> _Task to complete_: Gather from the material every line that contains the string "阶段诊断".

> _Exercise material_:
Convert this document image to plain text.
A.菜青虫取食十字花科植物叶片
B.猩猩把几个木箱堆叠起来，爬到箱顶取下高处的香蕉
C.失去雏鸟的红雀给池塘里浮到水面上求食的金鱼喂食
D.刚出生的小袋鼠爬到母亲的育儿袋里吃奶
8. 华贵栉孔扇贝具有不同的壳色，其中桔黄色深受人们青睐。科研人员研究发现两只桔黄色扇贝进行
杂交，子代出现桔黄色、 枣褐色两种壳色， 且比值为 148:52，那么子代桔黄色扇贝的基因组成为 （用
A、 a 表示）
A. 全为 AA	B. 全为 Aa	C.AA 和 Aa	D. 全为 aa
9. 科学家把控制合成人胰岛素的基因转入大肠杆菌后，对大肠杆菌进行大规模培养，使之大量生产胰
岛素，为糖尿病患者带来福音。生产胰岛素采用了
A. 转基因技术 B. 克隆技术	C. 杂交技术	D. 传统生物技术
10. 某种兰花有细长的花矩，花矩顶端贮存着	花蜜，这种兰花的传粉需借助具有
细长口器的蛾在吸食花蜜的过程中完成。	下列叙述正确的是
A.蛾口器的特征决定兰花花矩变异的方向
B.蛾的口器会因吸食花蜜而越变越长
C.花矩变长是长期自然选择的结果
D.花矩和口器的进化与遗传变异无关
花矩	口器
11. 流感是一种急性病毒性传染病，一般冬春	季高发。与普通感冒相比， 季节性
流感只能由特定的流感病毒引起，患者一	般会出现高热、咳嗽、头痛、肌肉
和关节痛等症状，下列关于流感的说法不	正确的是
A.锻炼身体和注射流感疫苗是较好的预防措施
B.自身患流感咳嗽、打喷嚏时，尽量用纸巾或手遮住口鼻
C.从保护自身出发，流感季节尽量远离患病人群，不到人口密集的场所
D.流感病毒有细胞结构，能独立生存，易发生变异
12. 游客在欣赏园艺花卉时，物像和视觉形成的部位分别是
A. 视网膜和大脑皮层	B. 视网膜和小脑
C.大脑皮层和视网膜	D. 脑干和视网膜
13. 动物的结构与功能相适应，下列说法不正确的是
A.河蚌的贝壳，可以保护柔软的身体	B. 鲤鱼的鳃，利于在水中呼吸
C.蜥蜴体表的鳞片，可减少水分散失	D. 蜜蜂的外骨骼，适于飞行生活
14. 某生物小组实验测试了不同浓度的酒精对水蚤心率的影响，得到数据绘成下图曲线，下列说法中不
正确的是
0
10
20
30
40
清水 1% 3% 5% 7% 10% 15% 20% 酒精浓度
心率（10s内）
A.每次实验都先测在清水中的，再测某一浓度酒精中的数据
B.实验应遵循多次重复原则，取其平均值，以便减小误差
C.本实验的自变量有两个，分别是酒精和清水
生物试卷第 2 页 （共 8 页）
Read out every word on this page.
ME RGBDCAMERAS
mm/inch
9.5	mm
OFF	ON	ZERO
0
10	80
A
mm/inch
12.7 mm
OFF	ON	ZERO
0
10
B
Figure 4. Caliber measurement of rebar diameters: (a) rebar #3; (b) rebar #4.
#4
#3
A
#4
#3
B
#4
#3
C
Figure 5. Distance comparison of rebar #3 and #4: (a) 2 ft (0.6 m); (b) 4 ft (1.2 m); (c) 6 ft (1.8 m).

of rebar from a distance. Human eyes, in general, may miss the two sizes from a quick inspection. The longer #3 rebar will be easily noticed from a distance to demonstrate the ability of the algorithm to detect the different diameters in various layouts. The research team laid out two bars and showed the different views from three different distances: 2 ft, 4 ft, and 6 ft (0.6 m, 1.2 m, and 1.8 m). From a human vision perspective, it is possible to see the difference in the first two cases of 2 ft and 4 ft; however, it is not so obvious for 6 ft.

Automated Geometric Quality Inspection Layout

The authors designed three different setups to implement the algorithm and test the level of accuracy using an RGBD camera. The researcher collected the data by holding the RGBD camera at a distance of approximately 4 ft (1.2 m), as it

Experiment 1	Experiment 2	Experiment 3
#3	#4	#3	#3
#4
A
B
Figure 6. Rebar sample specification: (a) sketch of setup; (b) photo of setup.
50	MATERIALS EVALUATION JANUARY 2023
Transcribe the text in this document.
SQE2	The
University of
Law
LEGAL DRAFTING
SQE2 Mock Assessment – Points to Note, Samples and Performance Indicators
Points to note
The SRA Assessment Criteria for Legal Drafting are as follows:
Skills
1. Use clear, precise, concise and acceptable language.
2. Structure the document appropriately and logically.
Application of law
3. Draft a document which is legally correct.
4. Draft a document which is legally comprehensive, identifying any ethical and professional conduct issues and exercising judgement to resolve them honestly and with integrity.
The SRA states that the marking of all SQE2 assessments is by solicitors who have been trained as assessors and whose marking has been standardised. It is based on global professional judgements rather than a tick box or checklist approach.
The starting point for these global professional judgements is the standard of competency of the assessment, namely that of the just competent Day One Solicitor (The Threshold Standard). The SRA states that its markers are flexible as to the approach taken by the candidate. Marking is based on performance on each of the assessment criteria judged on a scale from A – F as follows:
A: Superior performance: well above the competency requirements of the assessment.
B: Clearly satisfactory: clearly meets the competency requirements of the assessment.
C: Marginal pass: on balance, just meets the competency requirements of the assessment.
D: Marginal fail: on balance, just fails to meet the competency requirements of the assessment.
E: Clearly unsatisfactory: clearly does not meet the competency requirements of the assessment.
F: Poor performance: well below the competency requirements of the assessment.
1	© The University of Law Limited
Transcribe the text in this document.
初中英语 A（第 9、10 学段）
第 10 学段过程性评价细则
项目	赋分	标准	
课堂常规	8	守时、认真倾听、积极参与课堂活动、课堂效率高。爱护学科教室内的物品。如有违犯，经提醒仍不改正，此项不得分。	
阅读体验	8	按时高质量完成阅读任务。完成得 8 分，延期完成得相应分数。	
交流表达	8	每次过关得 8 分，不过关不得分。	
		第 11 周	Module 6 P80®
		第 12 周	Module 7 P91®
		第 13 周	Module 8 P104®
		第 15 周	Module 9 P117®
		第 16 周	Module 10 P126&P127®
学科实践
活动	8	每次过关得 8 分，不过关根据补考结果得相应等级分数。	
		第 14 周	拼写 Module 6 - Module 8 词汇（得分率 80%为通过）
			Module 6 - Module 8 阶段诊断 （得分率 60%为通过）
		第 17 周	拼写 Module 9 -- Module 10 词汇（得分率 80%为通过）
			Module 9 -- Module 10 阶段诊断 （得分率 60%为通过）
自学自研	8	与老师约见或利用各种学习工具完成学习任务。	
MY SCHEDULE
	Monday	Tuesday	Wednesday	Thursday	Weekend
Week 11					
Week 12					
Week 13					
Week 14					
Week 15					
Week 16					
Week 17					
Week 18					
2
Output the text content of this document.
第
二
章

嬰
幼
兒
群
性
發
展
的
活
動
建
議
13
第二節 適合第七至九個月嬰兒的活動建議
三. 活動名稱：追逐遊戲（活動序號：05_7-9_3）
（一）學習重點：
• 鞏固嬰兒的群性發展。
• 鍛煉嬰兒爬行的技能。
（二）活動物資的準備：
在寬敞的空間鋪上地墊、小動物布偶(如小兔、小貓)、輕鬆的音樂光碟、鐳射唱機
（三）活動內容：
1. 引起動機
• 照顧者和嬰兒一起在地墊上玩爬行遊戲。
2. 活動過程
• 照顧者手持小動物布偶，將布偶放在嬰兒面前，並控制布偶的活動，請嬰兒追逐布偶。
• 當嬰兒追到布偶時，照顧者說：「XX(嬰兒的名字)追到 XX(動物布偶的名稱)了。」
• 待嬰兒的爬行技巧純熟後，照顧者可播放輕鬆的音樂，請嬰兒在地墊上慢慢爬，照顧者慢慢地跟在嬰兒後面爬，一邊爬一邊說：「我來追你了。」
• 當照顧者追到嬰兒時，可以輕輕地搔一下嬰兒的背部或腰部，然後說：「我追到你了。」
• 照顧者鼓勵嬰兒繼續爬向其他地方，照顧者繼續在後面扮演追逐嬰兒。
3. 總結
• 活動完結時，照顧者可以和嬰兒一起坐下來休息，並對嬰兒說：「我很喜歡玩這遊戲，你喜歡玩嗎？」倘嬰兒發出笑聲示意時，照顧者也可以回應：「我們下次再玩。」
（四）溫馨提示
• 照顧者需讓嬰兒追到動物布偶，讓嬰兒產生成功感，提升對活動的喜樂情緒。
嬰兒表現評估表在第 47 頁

> _Final result_:
			Module 6 - Module 8 阶段诊断 （得分率 60%为通过）
			Module 9 -- Module 10 阶段诊断 （得分率 60%为通过）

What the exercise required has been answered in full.